**DO THIS**
Each record that follows should be repeated exactly, minus any images.

── TASK MATERIAL ──

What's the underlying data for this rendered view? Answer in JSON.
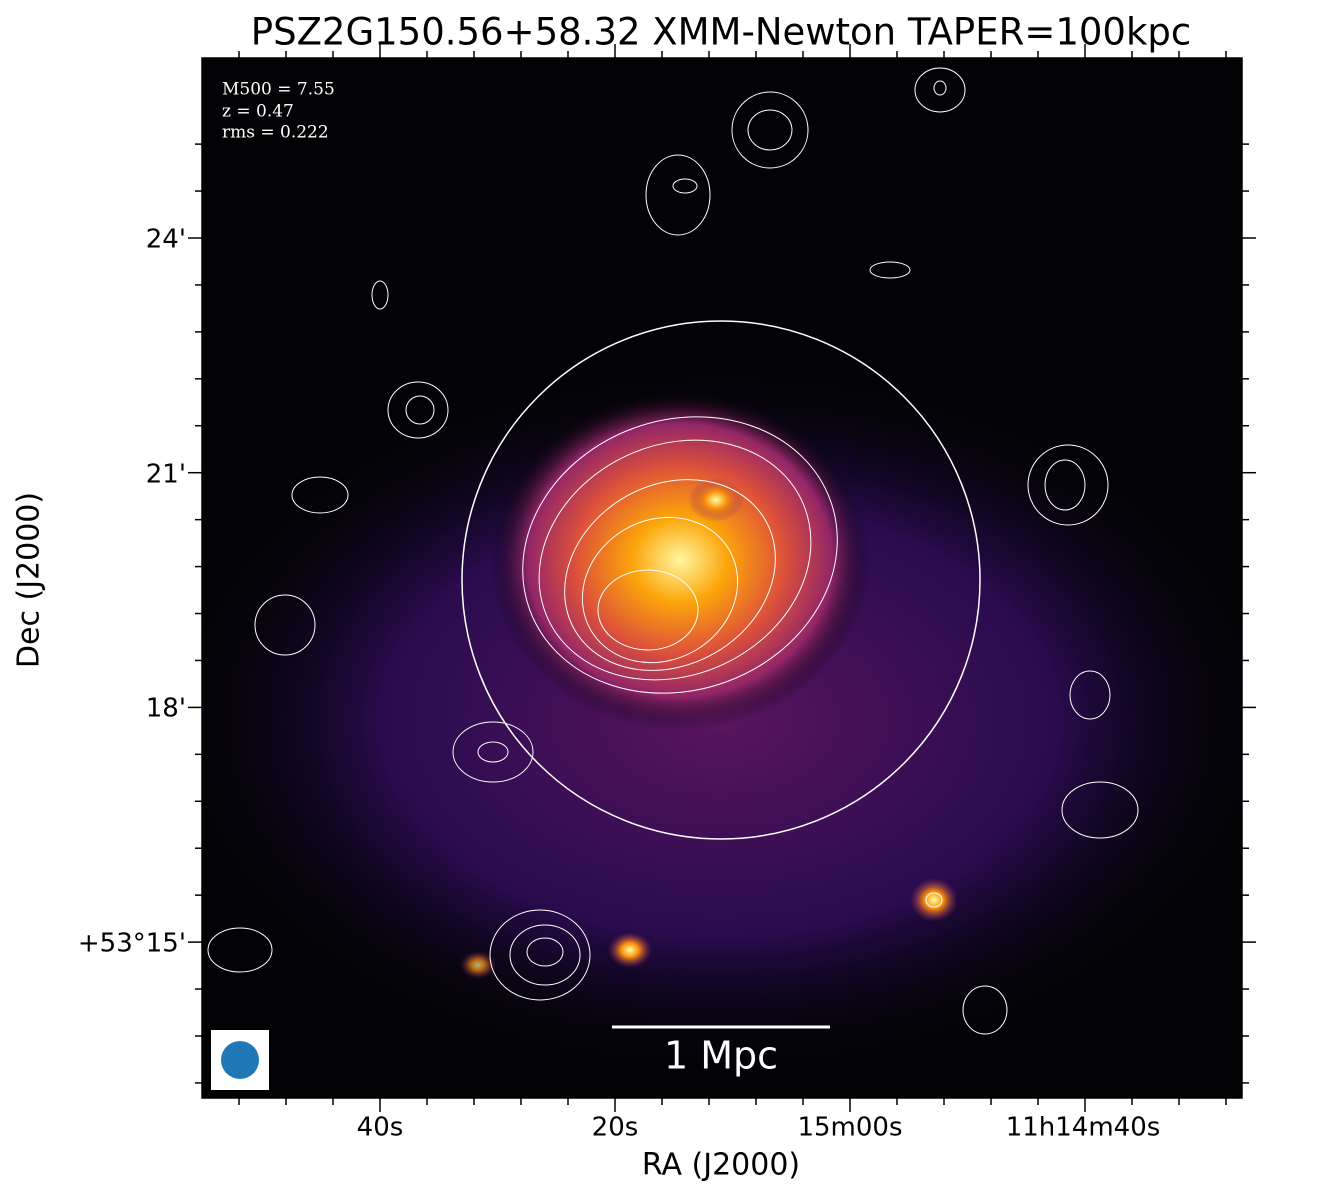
{
  "figure": {
    "title": "PSZ2G150.56+58.32 XMM-Newton TAPER=100kpc",
    "annotations": [
      "M500 = 7.55",
      "z = 0.47",
      "rms = 0.222"
    ],
    "xlabel": "RA (J2000)",
    "ylabel": "Dec (J2000)",
    "xtick_labels": [
      "40s",
      "20s",
      "15m00s",
      "11h14m40s"
    ],
    "ytick_labels": [
      "24'",
      "21'",
      "18'",
      "+53°15'"
    ],
    "scalebar": "1 Mpc"
  }
}
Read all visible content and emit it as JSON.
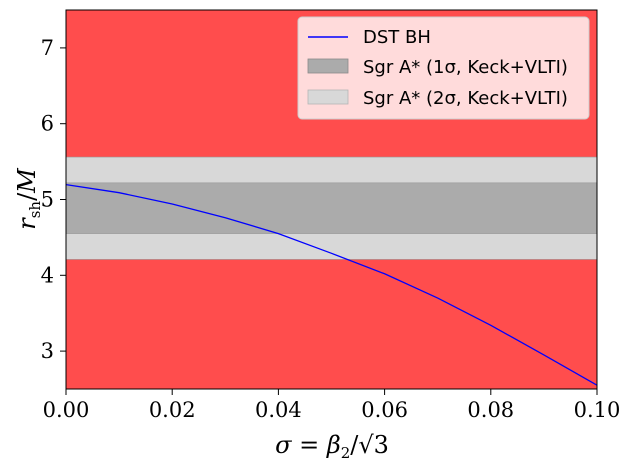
{
  "chart_data": {
    "type": "line",
    "title": "",
    "xlabel": "σ = β₂/√3",
    "ylabel": "r_sh/M",
    "xlim": [
      0.0,
      0.1
    ],
    "ylim": [
      2.5,
      7.5
    ],
    "xticks": [
      0.0,
      0.02,
      0.04,
      0.06,
      0.08,
      0.1
    ],
    "xtick_labels": [
      "0.00",
      "0.02",
      "0.04",
      "0.06",
      "0.08",
      "0.10"
    ],
    "yticks": [
      3,
      4,
      5,
      6,
      7
    ],
    "ytick_labels": [
      "3",
      "4",
      "5",
      "6",
      "7"
    ],
    "background_excluded_color": "#ff4d4d",
    "bands": [
      {
        "name": "Sgr A* (2σ, Keck+VLTI)",
        "y_min": 4.21,
        "y_max": 5.56,
        "color": "#d8d8d8"
      },
      {
        "name": "Sgr A* (1σ, Keck+VLTI)",
        "y_min": 4.55,
        "y_max": 5.22,
        "color": "#ababab"
      }
    ],
    "series": [
      {
        "name": "DST BH",
        "color": "#0000ff",
        "x": [
          0.0,
          0.01,
          0.02,
          0.03,
          0.04,
          0.05,
          0.06,
          0.07,
          0.08,
          0.09,
          0.1
        ],
        "y": [
          5.196,
          5.09,
          4.94,
          4.76,
          4.55,
          4.29,
          4.02,
          3.7,
          3.34,
          2.95,
          2.55
        ]
      }
    ],
    "legend": {
      "position": "top-right",
      "entries": [
        "DST BH",
        "Sgr A* (1σ, Keck+VLTI)",
        "Sgr A* (2σ, Keck+VLTI)"
      ]
    }
  }
}
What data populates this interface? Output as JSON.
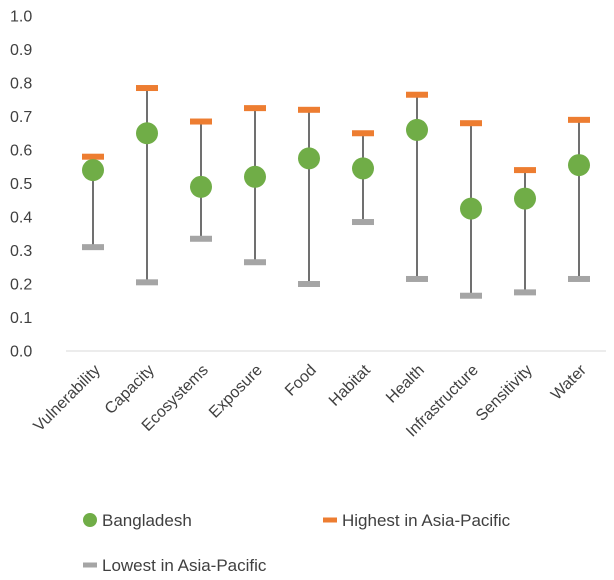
{
  "chart_data": {
    "type": "scatter",
    "categories": [
      "Vulnerability",
      "Capacity",
      "Ecosystems",
      "Exposure",
      "Food",
      "Habitat",
      "Health",
      "Infrastructure",
      "Sensitivity",
      "Water"
    ],
    "series": [
      {
        "name": "Bangladesh",
        "marker": "circle",
        "color": "#70ad47",
        "values": [
          0.54,
          0.65,
          0.49,
          0.52,
          0.575,
          0.545,
          0.66,
          0.425,
          0.455,
          0.555
        ]
      },
      {
        "name": "Highest in Asia-Pacific",
        "marker": "dash",
        "color": "#ed7d31",
        "values": [
          0.58,
          0.785,
          0.685,
          0.725,
          0.72,
          0.65,
          0.765,
          0.68,
          0.54,
          0.69
        ]
      },
      {
        "name": "Lowest in Asia-Pacific",
        "marker": "dash",
        "color": "#a5a5a5",
        "values": [
          0.31,
          0.205,
          0.335,
          0.265,
          0.2,
          0.385,
          0.215,
          0.165,
          0.175,
          0.215
        ]
      }
    ],
    "range_bars": {
      "color": "#404040",
      "from_series": "Lowest in Asia-Pacific",
      "to_series": "Highest in Asia-Pacific"
    },
    "ylim": [
      0,
      1.0
    ],
    "y_ticks": [
      "0.0",
      "0.1",
      "0.2",
      "0.3",
      "0.4",
      "0.5",
      "0.6",
      "0.7",
      "0.8",
      "0.9",
      "1.0"
    ],
    "grid": false,
    "legend_position": "bottom",
    "title": "",
    "xlabel": "",
    "ylabel": ""
  }
}
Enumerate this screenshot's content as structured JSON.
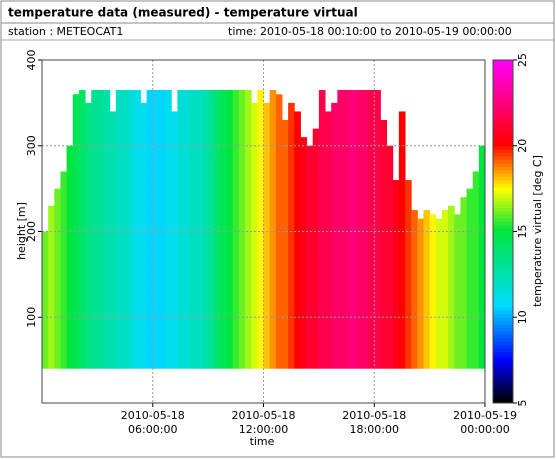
{
  "header": {
    "title": "temperature data (measured) - temperature virtual",
    "station": "station : METEOCAT1",
    "time": "time: 2010-05-18 00:10:00 to 2010-05-19 00:00:00"
  },
  "chart_data": {
    "type": "heatmap",
    "xlabel": "time",
    "ylabel": "height [m]",
    "colorbar_label": "temperature virtual [deg C]",
    "x": [
      10,
      30,
      50,
      70,
      90,
      110,
      130,
      150,
      170,
      190,
      210,
      230,
      250,
      270,
      290,
      310,
      330,
      350,
      370,
      390,
      410,
      430,
      450,
      470,
      490,
      510,
      530,
      550,
      570,
      590,
      610,
      630,
      650,
      670,
      690,
      710,
      730,
      750,
      770,
      790,
      810,
      830,
      850,
      870,
      890,
      910,
      930,
      950,
      970,
      990,
      1010,
      1030,
      1050,
      1070,
      1090,
      1110,
      1130,
      1150,
      1170,
      1190,
      1210,
      1230,
      1250,
      1270,
      1290,
      1310,
      1330,
      1350,
      1370,
      1390,
      1410,
      1430
    ],
    "cell_width": 20,
    "bottom": 40,
    "top": [
      200,
      230,
      250,
      270,
      300,
      360,
      365,
      350,
      365,
      365,
      365,
      340,
      365,
      365,
      365,
      365,
      350,
      365,
      365,
      365,
      365,
      340,
      365,
      365,
      365,
      365,
      365,
      365,
      365,
      365,
      365,
      365,
      365,
      365,
      350,
      365,
      350,
      365,
      360,
      330,
      350,
      340,
      310,
      300,
      320,
      365,
      340,
      350,
      365,
      365,
      365,
      365,
      365,
      365,
      365,
      330,
      300,
      260,
      340,
      260,
      225,
      215,
      225,
      220,
      215,
      225,
      230,
      220,
      240,
      250,
      270,
      300
    ],
    "values": [
      16,
      16.5,
      16,
      15.5,
      15,
      14.5,
      14,
      13.5,
      13,
      13,
      12.5,
      12.5,
      12,
      12,
      11.5,
      11,
      11,
      10.5,
      10.5,
      10.5,
      11,
      11,
      11.5,
      11.5,
      12,
      12,
      12.5,
      13,
      14,
      14.5,
      15,
      15.5,
      16,
      16.5,
      17,
      17.5,
      18,
      18.5,
      19,
      19,
      19.5,
      20,
      20.5,
      21,
      21,
      21.5,
      21.5,
      22,
      22,
      22,
      22.5,
      22,
      22,
      21.5,
      21.5,
      21,
      21,
      20.5,
      20,
      19.5,
      19,
      18.5,
      18,
      17.5,
      17,
      17,
      16.5,
      16,
      16,
      15.5,
      15.5,
      15
    ],
    "xlim": [
      0,
      1440
    ],
    "xticks": [
      {
        "value": 360,
        "label": "2010-05-18 06:00:00"
      },
      {
        "value": 720,
        "label": "2010-05-18 12:00:00"
      },
      {
        "value": 1080,
        "label": "2010-05-18 18:00:00"
      },
      {
        "value": 1440,
        "label": "2010-05-19 00:00:00"
      }
    ],
    "ylim": [
      0,
      400
    ],
    "yticks": [
      100,
      200,
      300,
      400
    ],
    "clim": [
      5,
      25
    ],
    "cticks": [
      5,
      10,
      15,
      20,
      25
    ],
    "grid": true
  }
}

───

**EXERCISE RESPONSE**
What's the underlying data for this rendered view? Answer in JSON.
{
  "figure": {
    "title": "PSZ2G150.56+58.32 XMM-Newton TAPER=100kpc",
    "annotations": [
      "M500 = 7.55",
      "z = 0.47",
      "rms = 0.222"
    ],
    "xlabel": "RA (J2000)",
    "ylabel": "Dec (J2000)",
    "xtick_labels": [
      "40s",
      "20s",
      "15m00s",
      "11h14m40s"
    ],
    "ytick_labels": [
      "24'",
      "21'",
      "18'",
      "+53°15'"
    ],
    "scalebar": "1 Mpc"
  }
}
Read all visible content and emit it as JSON.
{
  "chart_data": {
    "type": "line",
    "title": "",
    "xlabel": "σ = β₂/√3",
    "ylabel": "r_sh/M",
    "xlim": [
      0.0,
      0.1
    ],
    "ylim": [
      2.5,
      7.5
    ],
    "xticks": [
      0.0,
      0.02,
      0.04,
      0.06,
      0.08,
      0.1
    ],
    "xtick_labels": [
      "0.00",
      "0.02",
      "0.04",
      "0.06",
      "0.08",
      "0.10"
    ],
    "yticks": [
      3,
      4,
      5,
      6,
      7
    ],
    "ytick_labels": [
      "3",
      "4",
      "5",
      "6",
      "7"
    ],
    "background_excluded_color": "#ff4d4d",
    "bands": [
      {
        "name": "Sgr A* (2σ, Keck+VLTI)",
        "y_min": 4.21,
        "y_max": 5.56,
        "color": "#d8d8d8"
      },
      {
        "name": "Sgr A* (1σ, Keck+VLTI)",
        "y_min": 4.55,
        "y_max": 5.22,
        "color": "#ababab"
      }
    ],
    "series": [
      {
        "name": "DST BH",
        "color": "#0000ff",
        "x": [
          0.0,
          0.01,
          0.02,
          0.03,
          0.04,
          0.05,
          0.06,
          0.07,
          0.08,
          0.09,
          0.1
        ],
        "y": [
          5.196,
          5.09,
          4.94,
          4.76,
          4.55,
          4.29,
          4.02,
          3.7,
          3.34,
          2.95,
          2.55
        ]
      }
    ],
    "legend": {
      "position": "top-right",
      "entries": [
        "DST BH",
        "Sgr A* (1σ, Keck+VLTI)",
        "Sgr A* (2σ, Keck+VLTI)"
      ]
    }
  }
}
What data populates this interface? Output as JSON.
{
  "chart_data": {
    "type": "scatter",
    "categories": [
      "Vulnerability",
      "Capacity",
      "Ecosystems",
      "Exposure",
      "Food",
      "Habitat",
      "Health",
      "Infrastructure",
      "Sensitivity",
      "Water"
    ],
    "series": [
      {
        "name": "Bangladesh",
        "marker": "circle",
        "color": "#70ad47",
        "values": [
          0.54,
          0.65,
          0.49,
          0.52,
          0.575,
          0.545,
          0.66,
          0.425,
          0.455,
          0.555
        ]
      },
      {
        "name": "Highest in Asia-Pacific",
        "marker": "dash",
        "color": "#ed7d31",
        "values": [
          0.58,
          0.785,
          0.685,
          0.725,
          0.72,
          0.65,
          0.765,
          0.68,
          0.54,
          0.69
        ]
      },
      {
        "name": "Lowest in Asia-Pacific",
        "marker": "dash",
        "color": "#a5a5a5",
        "values": [
          0.31,
          0.205,
          0.335,
          0.265,
          0.2,
          0.385,
          0.215,
          0.165,
          0.175,
          0.215
        ]
      }
    ],
    "range_bars": {
      "color": "#404040",
      "from_series": "Lowest in Asia-Pacific",
      "to_series": "Highest in Asia-Pacific"
    },
    "ylim": [
      0,
      1.0
    ],
    "y_ticks": [
      "0.0",
      "0.1",
      "0.2",
      "0.3",
      "0.4",
      "0.5",
      "0.6",
      "0.7",
      "0.8",
      "0.9",
      "1.0"
    ],
    "grid": false,
    "legend_position": "bottom",
    "title": "",
    "xlabel": "",
    "ylabel": ""
  }
}
Enumerate this screenshot's content as structured JSON.
{
  "header": {
    "title": "temperature data (measured) - temperature virtual",
    "station": "station : METEOCAT1",
    "time": "time: 2010-05-18 00:10:00 to 2010-05-19 00:00:00"
  },
  "chart_data": {
    "type": "heatmap",
    "xlabel": "time",
    "ylabel": "height [m]",
    "colorbar_label": "temperature virtual [deg C]",
    "x": [
      10,
      30,
      50,
      70,
      90,
      110,
      130,
      150,
      170,
      190,
      210,
      230,
      250,
      270,
      290,
      310,
      330,
      350,
      370,
      390,
      410,
      430,
      450,
      470,
      490,
      510,
      530,
      550,
      570,
      590,
      610,
      630,
      650,
      670,
      690,
      710,
      730,
      750,
      770,
      790,
      810,
      830,
      850,
      870,
      890,
      910,
      930,
      950,
      970,
      990,
      1010,
      1030,
      1050,
      1070,
      1090,
      1110,
      1130,
      1150,
      1170,
      1190,
      1210,
      1230,
      1250,
      1270,
      1290,
      1310,
      1330,
      1350,
      1370,
      1390,
      1410,
      1430
    ],
    "cell_width": 20,
    "bottom": 40,
    "top": [
      200,
      230,
      250,
      270,
      300,
      360,
      365,
      350,
      365,
      365,
      365,
      340,
      365,
      365,
      365,
      365,
      350,
      365,
      365,
      365,
      365,
      340,
      365,
      365,
      365,
      365,
      365,
      365,
      365,
      365,
      365,
      365,
      365,
      365,
      350,
      365,
      350,
      365,
      360,
      330,
      350,
      340,
      310,
      300,
      320,
      365,
      340,
      350,
      365,
      365,
      365,
      365,
      365,
      365,
      365,
      330,
      300,
      260,
      340,
      260,
      225,
      215,
      225,
      220,
      215,
      225,
      230,
      220,
      240,
      250,
      270,
      300
    ],
    "values": [
      16,
      16.5,
      16,
      15.5,
      15,
      14.5,
      14,
      13.5,
      13,
      13,
      12.5,
      12.5,
      12,
      12,
      11.5,
      11,
      11,
      10.5,
      10.5,
      10.5,
      11,
      11,
      11.5,
      11.5,
      12,
      12,
      12.5,
      13,
      14,
      14.5,
      15,
      15.5,
      16,
      16.5,
      17,
      17.5,
      18,
      18.5,
      19,
      19,
      19.5,
      20,
      20.5,
      21,
      21,
      21.5,
      21.5,
      22,
      22,
      22,
      22.5,
      22,
      22,
      21.5,
      21.5,
      21,
      21,
      20.5,
      20,
      19.5,
      19,
      18.5,
      18,
      17.5,
      17,
      17,
      16.5,
      16,
      16,
      15.5,
      15.5,
      15
    ],
    "xlim": [
      0,
      1440
    ],
    "xticks": [
      {
        "value": 360,
        "label": "2010-05-18 06:00:00"
      },
      {
        "value": 720,
        "label": "2010-05-18 12:00:00"
      },
      {
        "value": 1080,
        "label": "2010-05-18 18:00:00"
      },
      {
        "value": 1440,
        "label": "2010-05-19 00:00:00"
      }
    ],
    "ylim": [
      0,
      400
    ],
    "yticks": [
      100,
      200,
      300,
      400
    ],
    "clim": [
      5,
      25
    ],
    "cticks": [
      5,
      10,
      15,
      20,
      25
    ],
    "grid": true
  }
}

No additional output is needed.